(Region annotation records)

....................

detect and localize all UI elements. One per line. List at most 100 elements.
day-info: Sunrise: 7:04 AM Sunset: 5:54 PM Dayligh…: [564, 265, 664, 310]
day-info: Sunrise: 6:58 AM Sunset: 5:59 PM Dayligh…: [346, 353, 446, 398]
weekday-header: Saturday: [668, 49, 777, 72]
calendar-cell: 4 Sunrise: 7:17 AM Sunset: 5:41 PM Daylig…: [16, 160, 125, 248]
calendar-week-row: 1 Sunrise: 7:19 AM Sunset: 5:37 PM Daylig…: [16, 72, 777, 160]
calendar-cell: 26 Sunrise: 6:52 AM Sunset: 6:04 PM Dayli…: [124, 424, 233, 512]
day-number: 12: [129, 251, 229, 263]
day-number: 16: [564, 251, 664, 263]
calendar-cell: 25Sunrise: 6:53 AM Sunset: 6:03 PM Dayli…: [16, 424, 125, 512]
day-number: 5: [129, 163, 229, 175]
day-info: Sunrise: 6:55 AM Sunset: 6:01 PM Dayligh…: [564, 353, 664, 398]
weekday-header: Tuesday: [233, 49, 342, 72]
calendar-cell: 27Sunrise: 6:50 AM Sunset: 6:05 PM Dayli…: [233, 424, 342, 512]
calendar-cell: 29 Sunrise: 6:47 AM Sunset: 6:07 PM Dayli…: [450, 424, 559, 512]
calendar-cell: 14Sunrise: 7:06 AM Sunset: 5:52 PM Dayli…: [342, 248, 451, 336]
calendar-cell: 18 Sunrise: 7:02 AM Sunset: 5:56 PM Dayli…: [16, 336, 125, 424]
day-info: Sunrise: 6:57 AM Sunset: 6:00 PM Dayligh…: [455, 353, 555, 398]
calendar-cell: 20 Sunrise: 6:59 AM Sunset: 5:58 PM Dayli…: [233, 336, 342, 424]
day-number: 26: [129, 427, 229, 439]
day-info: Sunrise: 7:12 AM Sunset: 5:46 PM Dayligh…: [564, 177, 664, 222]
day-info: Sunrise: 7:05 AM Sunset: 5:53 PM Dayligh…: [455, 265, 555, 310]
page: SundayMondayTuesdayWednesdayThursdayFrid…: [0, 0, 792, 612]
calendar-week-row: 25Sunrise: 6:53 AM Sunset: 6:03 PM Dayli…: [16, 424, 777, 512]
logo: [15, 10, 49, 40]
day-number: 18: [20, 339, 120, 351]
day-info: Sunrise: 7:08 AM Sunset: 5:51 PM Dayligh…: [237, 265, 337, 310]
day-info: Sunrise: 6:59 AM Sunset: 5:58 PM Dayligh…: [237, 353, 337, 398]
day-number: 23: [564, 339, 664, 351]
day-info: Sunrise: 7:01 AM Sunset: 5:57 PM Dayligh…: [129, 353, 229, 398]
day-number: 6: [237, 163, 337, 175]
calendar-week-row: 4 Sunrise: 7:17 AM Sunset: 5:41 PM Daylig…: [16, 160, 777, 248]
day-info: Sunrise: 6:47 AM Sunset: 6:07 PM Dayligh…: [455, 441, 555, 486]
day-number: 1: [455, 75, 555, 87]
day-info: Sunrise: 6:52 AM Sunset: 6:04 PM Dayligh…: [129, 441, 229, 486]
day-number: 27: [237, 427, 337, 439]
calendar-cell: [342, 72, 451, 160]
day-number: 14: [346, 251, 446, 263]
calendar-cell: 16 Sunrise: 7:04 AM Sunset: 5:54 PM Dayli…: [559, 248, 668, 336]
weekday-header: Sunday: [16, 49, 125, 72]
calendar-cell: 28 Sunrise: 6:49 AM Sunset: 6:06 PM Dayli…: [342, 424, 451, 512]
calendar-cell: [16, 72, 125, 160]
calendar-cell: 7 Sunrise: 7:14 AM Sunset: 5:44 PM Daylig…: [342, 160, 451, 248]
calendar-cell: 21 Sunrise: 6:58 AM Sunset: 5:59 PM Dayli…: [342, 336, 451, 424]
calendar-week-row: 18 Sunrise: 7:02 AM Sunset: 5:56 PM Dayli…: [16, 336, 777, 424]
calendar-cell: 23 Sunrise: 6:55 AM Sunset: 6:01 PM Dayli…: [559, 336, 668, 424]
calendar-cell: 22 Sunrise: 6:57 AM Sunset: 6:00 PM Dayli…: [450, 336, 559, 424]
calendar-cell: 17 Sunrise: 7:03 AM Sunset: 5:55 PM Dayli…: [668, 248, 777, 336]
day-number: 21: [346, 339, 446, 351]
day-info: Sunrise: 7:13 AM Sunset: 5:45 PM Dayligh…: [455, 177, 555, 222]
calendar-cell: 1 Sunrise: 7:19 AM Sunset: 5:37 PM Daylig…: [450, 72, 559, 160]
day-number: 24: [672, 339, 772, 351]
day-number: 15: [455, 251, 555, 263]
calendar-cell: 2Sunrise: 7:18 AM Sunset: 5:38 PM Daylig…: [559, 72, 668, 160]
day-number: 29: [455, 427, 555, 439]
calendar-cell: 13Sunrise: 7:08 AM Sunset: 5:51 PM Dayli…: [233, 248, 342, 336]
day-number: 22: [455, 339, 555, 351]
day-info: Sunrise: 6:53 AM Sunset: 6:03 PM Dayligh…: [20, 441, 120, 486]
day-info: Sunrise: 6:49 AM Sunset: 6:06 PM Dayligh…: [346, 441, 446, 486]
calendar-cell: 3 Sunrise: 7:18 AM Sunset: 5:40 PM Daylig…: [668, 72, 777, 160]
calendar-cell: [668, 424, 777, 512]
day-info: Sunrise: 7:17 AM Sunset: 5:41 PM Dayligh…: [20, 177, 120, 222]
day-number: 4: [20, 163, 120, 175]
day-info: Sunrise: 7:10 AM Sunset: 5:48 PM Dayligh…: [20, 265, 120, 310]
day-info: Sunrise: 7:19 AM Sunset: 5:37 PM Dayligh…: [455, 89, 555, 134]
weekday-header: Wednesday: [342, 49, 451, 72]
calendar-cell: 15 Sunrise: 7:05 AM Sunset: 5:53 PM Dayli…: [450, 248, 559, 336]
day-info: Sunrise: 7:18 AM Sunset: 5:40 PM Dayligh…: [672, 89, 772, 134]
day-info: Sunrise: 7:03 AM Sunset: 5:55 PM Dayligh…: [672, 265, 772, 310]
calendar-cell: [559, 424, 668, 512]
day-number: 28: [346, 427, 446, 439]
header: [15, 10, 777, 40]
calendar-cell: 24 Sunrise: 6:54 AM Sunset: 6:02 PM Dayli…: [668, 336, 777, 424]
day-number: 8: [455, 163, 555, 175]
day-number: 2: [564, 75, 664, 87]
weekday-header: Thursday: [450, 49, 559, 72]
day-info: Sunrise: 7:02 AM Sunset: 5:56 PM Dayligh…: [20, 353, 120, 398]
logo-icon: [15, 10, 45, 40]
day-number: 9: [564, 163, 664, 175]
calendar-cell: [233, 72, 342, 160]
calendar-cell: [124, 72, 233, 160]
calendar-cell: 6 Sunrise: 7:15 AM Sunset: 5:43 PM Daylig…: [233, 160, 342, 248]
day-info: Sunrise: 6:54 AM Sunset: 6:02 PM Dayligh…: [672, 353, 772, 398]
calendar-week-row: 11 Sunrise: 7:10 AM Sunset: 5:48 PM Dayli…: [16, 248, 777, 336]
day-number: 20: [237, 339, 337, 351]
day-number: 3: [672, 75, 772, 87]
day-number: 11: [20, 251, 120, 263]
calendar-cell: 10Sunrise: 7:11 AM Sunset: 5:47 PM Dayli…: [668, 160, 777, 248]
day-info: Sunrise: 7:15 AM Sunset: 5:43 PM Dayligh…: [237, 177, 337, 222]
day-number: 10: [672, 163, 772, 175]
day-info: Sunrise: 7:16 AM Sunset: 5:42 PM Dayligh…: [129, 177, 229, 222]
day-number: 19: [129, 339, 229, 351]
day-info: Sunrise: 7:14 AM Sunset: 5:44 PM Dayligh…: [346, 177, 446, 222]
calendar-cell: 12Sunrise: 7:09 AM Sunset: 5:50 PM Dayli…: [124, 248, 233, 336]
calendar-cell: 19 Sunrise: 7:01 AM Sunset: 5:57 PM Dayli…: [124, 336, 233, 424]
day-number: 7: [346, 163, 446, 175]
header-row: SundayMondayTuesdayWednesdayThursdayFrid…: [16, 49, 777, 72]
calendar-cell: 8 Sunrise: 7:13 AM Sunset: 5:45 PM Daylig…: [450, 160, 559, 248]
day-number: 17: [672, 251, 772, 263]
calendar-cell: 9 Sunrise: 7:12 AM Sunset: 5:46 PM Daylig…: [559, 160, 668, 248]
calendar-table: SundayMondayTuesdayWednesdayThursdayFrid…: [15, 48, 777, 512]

....................

Exercise details: Please reproduce the listing above verbatim, starting with its first line and ending with the line that contains "day-info: Sunrise: 7:08", including that line.

Exercise output:
detect and localize all UI elements. One per line. List at most 100 elements.
day-info: Sunrise: 7:04 AM Sunset: 5:54 PM Dayligh…: [564, 265, 664, 310]
day-info: Sunrise: 6:58 AM Sunset: 5:59 PM Dayligh…: [346, 353, 446, 398]
weekday-header: Saturday: [668, 49, 777, 72]
calendar-cell: 4 Sunrise: 7:17 AM Sunset: 5:41 PM Daylig…: [16, 160, 125, 248]
calendar-week-row: 1 Sunrise: 7:19 AM Sunset: 5:37 PM Daylig…: [16, 72, 777, 160]
calendar-cell: 26 Sunrise: 6:52 AM Sunset: 6:04 PM Dayli…: [124, 424, 233, 512]
day-number: 12: [129, 251, 229, 263]
day-number: 16: [564, 251, 664, 263]
calendar-cell: 25Sunrise: 6:53 AM Sunset: 6:03 PM Dayli…: [16, 424, 125, 512]
day-number: 5: [129, 163, 229, 175]
day-info: Sunrise: 6:55 AM Sunset: 6:01 PM Dayligh…: [564, 353, 664, 398]
weekday-header: Tuesday: [233, 49, 342, 72]
calendar-cell: 27Sunrise: 6:50 AM Sunset: 6:05 PM Dayli…: [233, 424, 342, 512]
calendar-cell: 29 Sunrise: 6:47 AM Sunset: 6:07 PM Dayli…: [450, 424, 559, 512]
calendar-cell: 14Sunrise: 7:06 AM Sunset: 5:52 PM Dayli…: [342, 248, 451, 336]
calendar-cell: 18 Sunrise: 7:02 AM Sunset: 5:56 PM Dayli…: [16, 336, 125, 424]
day-info: Sunrise: 6:57 AM Sunset: 6:00 PM Dayligh…: [455, 353, 555, 398]
calendar-cell: 20 Sunrise: 6:59 AM Sunset: 5:58 PM Dayli…: [233, 336, 342, 424]
day-number: 26: [129, 427, 229, 439]
day-info: Sunrise: 7:12 AM Sunset: 5:46 PM Dayligh…: [564, 177, 664, 222]
day-info: Sunrise: 7:05 AM Sunset: 5:53 PM Dayligh…: [455, 265, 555, 310]
page: SundayMondayTuesdayWednesdayThursdayFrid…: [0, 0, 792, 612]
calendar-week-row: 25Sunrise: 6:53 AM Sunset: 6:03 PM Dayli…: [16, 424, 777, 512]
logo: [15, 10, 49, 40]
day-number: 18: [20, 339, 120, 351]
day-info: Sunrise: 7:08 AM Sunset: 5:51 PM Dayligh…: [237, 265, 337, 310]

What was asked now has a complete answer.